- _Records for processing_
#####
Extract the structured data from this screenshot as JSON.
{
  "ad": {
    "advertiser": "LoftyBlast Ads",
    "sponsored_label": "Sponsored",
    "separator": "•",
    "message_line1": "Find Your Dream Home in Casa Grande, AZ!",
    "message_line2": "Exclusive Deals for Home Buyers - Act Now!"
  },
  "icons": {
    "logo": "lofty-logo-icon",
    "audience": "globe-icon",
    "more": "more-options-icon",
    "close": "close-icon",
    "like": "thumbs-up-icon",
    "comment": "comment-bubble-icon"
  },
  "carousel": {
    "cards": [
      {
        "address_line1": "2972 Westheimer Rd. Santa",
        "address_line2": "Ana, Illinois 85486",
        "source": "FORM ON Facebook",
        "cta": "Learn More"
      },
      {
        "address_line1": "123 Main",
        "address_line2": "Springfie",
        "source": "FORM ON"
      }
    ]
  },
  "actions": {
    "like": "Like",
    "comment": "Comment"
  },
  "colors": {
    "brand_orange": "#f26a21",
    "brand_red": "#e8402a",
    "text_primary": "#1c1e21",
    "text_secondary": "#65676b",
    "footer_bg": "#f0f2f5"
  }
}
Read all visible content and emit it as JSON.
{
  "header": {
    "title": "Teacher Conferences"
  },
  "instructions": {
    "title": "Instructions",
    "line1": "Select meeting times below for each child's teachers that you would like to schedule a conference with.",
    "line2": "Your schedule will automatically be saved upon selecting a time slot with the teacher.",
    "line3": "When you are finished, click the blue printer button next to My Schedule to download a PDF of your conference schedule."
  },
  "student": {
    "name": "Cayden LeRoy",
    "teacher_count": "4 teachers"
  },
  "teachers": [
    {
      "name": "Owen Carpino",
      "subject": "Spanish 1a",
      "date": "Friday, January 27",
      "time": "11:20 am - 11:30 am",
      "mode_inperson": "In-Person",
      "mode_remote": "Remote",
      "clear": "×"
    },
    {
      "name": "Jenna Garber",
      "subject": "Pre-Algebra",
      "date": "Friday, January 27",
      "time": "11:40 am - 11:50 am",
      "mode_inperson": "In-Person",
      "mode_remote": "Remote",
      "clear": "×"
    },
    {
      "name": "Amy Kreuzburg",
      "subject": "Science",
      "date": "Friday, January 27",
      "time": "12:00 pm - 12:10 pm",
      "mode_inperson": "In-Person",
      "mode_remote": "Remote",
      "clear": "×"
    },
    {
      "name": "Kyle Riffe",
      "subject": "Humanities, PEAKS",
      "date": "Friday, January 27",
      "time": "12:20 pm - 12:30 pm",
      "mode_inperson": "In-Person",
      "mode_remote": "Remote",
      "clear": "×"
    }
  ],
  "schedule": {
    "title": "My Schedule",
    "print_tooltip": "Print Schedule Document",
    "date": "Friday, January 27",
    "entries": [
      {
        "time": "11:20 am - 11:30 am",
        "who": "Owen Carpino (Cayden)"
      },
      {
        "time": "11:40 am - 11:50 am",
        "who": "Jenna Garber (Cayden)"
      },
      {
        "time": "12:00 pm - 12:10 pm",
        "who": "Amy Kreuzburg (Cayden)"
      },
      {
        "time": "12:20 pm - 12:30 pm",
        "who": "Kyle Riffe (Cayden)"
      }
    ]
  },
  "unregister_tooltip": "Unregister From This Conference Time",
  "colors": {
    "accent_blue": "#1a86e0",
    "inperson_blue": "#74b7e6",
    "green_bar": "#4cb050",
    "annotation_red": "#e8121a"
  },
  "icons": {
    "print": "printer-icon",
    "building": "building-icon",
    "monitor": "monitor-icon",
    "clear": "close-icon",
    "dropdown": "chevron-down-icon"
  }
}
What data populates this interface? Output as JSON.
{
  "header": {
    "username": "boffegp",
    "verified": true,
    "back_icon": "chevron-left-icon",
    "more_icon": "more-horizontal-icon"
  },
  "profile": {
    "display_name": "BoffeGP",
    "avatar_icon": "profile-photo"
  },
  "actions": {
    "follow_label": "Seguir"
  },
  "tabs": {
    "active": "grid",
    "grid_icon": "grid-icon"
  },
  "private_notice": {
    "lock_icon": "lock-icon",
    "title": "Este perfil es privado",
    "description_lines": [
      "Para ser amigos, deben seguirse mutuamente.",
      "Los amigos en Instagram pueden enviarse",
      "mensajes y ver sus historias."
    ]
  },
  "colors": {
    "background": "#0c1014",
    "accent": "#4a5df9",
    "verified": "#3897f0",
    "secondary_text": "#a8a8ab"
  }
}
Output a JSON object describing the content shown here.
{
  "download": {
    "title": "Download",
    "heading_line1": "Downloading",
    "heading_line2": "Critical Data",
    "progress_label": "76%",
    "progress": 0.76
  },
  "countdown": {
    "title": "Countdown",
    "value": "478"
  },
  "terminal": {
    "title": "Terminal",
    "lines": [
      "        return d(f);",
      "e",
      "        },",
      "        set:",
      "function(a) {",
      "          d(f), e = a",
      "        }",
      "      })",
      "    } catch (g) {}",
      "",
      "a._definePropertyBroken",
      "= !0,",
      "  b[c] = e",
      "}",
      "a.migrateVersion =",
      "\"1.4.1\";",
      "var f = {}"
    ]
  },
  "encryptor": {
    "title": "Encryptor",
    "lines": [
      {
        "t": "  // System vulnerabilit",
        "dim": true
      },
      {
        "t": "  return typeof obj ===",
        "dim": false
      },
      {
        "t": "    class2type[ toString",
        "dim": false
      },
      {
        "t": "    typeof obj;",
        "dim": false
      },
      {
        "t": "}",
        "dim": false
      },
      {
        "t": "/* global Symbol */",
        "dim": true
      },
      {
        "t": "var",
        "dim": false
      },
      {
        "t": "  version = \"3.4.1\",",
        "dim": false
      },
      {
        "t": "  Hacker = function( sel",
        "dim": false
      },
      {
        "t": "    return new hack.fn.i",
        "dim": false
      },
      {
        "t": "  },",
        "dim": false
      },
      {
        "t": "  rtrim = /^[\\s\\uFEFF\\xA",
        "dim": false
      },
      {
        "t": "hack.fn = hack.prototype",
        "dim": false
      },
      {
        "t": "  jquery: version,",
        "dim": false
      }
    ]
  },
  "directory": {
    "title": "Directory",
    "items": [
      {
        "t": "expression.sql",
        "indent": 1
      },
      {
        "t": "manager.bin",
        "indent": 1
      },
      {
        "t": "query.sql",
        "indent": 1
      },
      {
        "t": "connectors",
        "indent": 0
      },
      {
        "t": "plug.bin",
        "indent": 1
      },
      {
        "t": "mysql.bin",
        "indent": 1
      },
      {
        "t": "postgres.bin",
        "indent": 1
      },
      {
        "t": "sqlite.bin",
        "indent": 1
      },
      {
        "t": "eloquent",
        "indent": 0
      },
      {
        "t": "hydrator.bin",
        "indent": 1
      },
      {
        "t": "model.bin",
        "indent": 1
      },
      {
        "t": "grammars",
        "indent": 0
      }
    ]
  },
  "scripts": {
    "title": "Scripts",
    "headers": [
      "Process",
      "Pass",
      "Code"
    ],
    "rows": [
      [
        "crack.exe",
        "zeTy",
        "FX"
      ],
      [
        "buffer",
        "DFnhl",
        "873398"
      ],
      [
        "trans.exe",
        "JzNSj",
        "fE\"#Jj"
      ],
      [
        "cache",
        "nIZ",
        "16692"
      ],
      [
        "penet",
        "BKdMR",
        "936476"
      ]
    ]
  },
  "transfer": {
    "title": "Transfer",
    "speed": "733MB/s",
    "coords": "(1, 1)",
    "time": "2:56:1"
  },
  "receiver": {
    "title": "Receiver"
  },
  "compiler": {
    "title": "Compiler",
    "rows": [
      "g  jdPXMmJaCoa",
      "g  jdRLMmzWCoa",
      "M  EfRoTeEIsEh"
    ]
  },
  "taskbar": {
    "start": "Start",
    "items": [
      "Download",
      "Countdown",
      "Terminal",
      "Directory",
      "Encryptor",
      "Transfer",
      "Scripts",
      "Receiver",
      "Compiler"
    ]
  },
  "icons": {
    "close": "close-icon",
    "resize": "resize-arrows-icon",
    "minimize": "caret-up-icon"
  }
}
#####
- _Written instruction_
Pick out each line above that includes "Output" and show it.

- _The response_
What data populates this interface? Output as JSON.
Output a JSON object describing the content shown here.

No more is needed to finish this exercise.